Problem details -
Leaving out all images, write out the records that follow exactly.

Records provided -

######

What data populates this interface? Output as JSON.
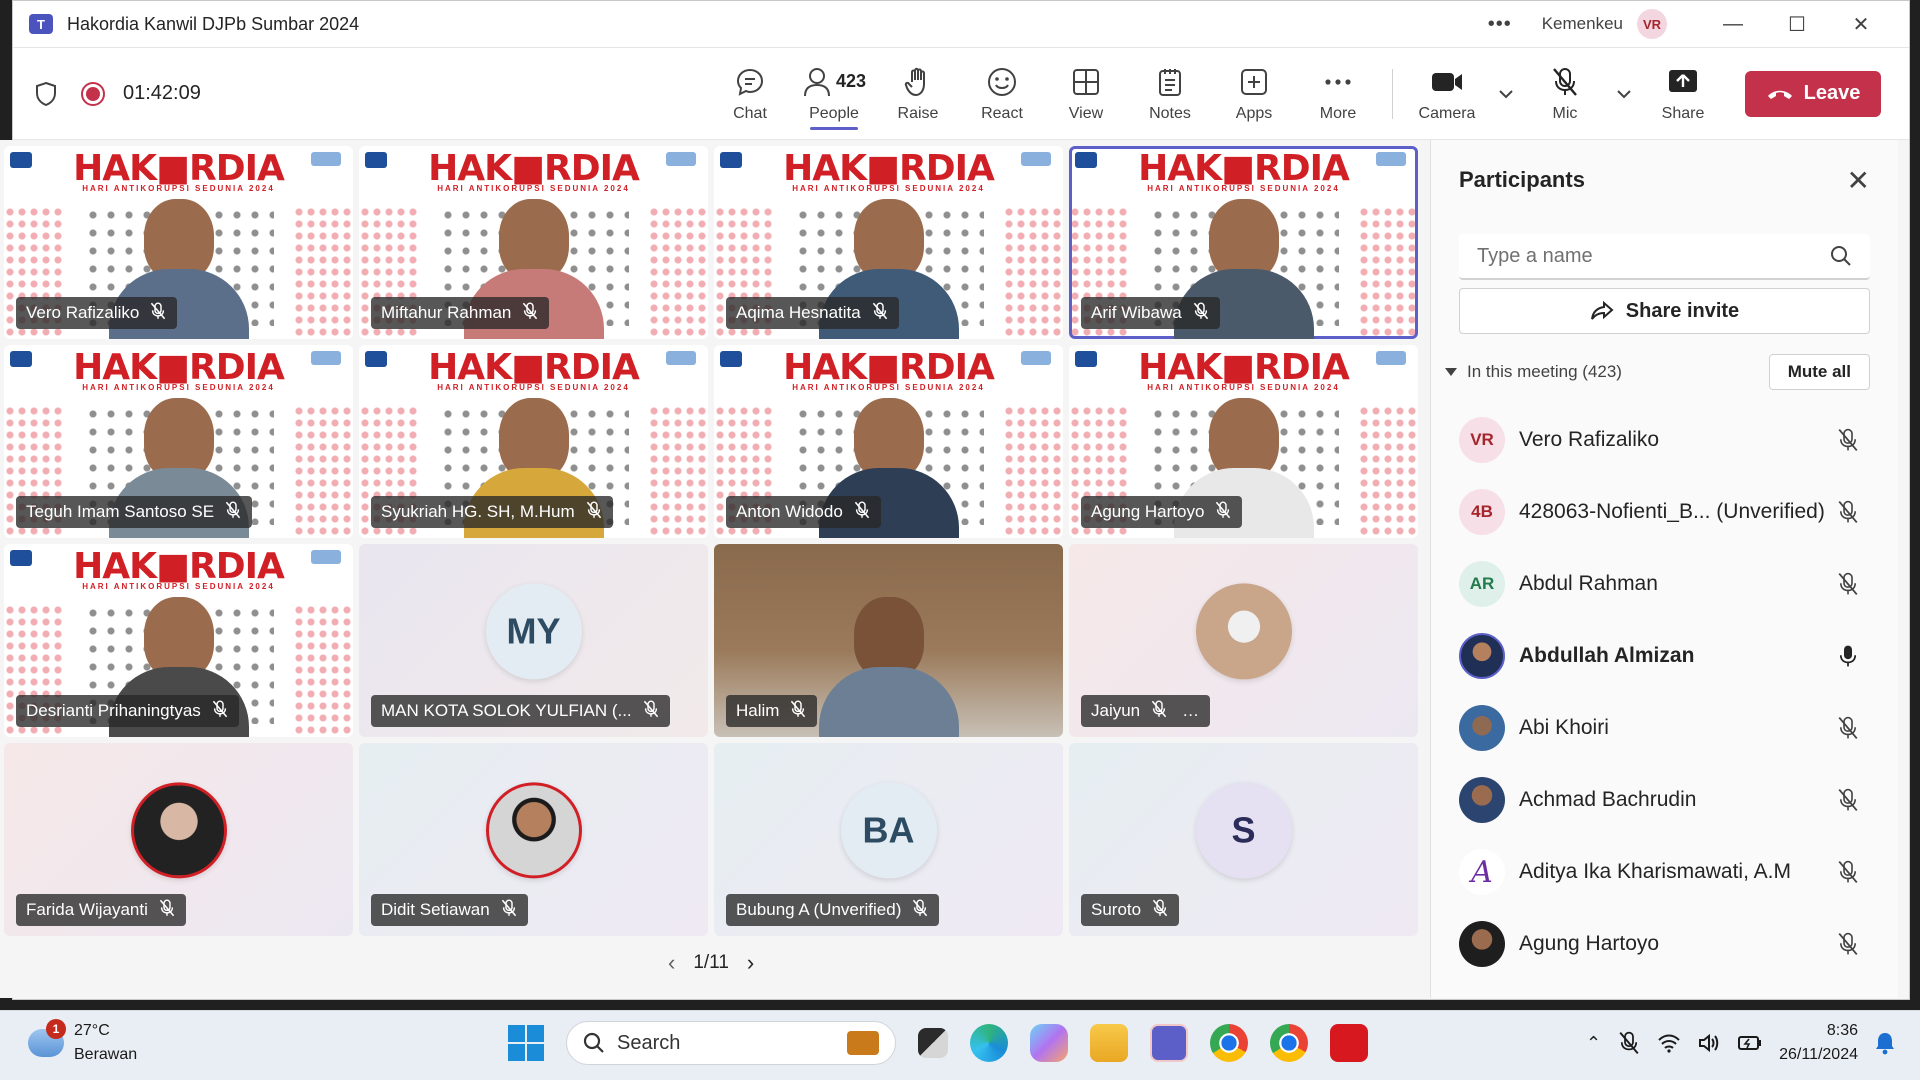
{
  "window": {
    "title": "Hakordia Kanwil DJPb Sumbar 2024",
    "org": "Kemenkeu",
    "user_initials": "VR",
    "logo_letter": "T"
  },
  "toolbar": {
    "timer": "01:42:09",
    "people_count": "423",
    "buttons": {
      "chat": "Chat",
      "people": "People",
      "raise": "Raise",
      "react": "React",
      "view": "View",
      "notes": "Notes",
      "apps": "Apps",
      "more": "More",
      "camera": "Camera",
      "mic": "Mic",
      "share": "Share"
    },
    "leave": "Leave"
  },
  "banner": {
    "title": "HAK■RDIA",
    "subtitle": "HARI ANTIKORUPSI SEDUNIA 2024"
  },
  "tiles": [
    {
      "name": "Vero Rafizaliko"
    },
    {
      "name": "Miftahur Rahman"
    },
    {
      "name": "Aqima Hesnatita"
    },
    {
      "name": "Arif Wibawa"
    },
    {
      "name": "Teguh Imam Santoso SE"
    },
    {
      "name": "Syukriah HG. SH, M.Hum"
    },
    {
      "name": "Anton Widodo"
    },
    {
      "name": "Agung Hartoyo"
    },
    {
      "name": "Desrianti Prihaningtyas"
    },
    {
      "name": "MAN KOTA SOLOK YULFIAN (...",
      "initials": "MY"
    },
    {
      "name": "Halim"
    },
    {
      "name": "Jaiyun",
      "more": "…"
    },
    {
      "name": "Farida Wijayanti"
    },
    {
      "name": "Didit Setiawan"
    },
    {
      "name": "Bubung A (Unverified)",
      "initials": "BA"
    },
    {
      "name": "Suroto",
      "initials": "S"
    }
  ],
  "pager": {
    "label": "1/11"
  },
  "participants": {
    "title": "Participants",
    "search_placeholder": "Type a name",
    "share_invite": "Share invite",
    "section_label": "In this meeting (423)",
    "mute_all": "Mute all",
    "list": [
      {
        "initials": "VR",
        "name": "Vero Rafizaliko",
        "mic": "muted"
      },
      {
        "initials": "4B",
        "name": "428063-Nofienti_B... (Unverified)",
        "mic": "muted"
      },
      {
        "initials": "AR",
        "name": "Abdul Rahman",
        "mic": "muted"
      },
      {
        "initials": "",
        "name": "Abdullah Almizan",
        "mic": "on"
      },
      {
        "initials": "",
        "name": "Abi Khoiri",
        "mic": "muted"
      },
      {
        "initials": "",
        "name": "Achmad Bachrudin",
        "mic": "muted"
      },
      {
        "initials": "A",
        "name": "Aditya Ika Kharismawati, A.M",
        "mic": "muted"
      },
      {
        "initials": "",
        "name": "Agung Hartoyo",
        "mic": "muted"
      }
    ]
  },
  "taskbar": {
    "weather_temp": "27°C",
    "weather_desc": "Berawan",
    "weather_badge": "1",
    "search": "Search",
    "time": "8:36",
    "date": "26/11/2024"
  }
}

######

Reply to the exercise -
What data populates this interface? Output as JSON.
{
  "window": {
    "title": "Hakordia Kanwil DJPb Sumbar 2024",
    "org": "Kemenkeu",
    "user_initials": "VR",
    "logo_letter": "T"
  },
  "toolbar": {
    "timer": "01:42:09",
    "people_count": "423",
    "buttons": {
      "chat": "Chat",
      "people": "People",
      "raise": "Raise",
      "react": "React",
      "view": "View",
      "notes": "Notes",
      "apps": "Apps",
      "more": "More",
      "camera": "Camera",
      "mic": "Mic",
      "share": "Share"
    },
    "leave": "Leave"
  },
  "banner": {
    "title": "HAK■RDIA",
    "subtitle": "HARI ANTIKORUPSI SEDUNIA 2024"
  },
  "tiles": [
    {
      "name": "Vero Rafizaliko"
    },
    {
      "name": "Miftahur Rahman"
    },
    {
      "name": "Aqima Hesnatita"
    },
    {
      "name": "Arif Wibawa"
    },
    {
      "name": "Teguh Imam Santoso SE"
    },
    {
      "name": "Syukriah HG. SH, M.Hum"
    },
    {
      "name": "Anton Widodo"
    },
    {
      "name": "Agung Hartoyo"
    },
    {
      "name": "Desrianti Prihaningtyas"
    },
    {
      "name": "MAN KOTA SOLOK YULFIAN (...",
      "initials": "MY"
    },
    {
      "name": "Halim"
    },
    {
      "name": "Jaiyun",
      "more": "…"
    },
    {
      "name": "Farida Wijayanti"
    },
    {
      "name": "Didit Setiawan"
    },
    {
      "name": "Bubung A (Unverified)",
      "initials": "BA"
    },
    {
      "name": "Suroto",
      "initials": "S"
    }
  ],
  "pager": {
    "label": "1/11"
  },
  "participants": {
    "title": "Participants",
    "search_placeholder": "Type a name",
    "share_invite": "Share invite",
    "section_label": "In this meeting (423)",
    "mute_all": "Mute all",
    "list": [
      {
        "initials": "VR",
        "name": "Vero Rafizaliko",
        "mic": "muted"
      },
      {
        "initials": "4B",
        "name": "428063-Nofienti_B... (Unverified)",
        "mic": "muted"
      },
      {
        "initials": "AR",
        "name": "Abdul Rahman",
        "mic": "muted"
      },
      {
        "initials": "",
        "name": "Abdullah Almizan",
        "mic": "on"
      },
      {
        "initials": "",
        "name": "Abi Khoiri",
        "mic": "muted"
      },
      {
        "initials": "",
        "name": "Achmad Bachrudin",
        "mic": "muted"
      },
      {
        "initials": "A",
        "name": "Aditya Ika Kharismawati, A.M",
        "mic": "muted"
      },
      {
        "initials": "",
        "name": "Agung Hartoyo",
        "mic": "muted"
      }
    ]
  },
  "taskbar": {
    "weather_temp": "27°C",
    "weather_desc": "Berawan",
    "weather_badge": "1",
    "search": "Search",
    "time": "8:36",
    "date": "26/11/2024"
  }
}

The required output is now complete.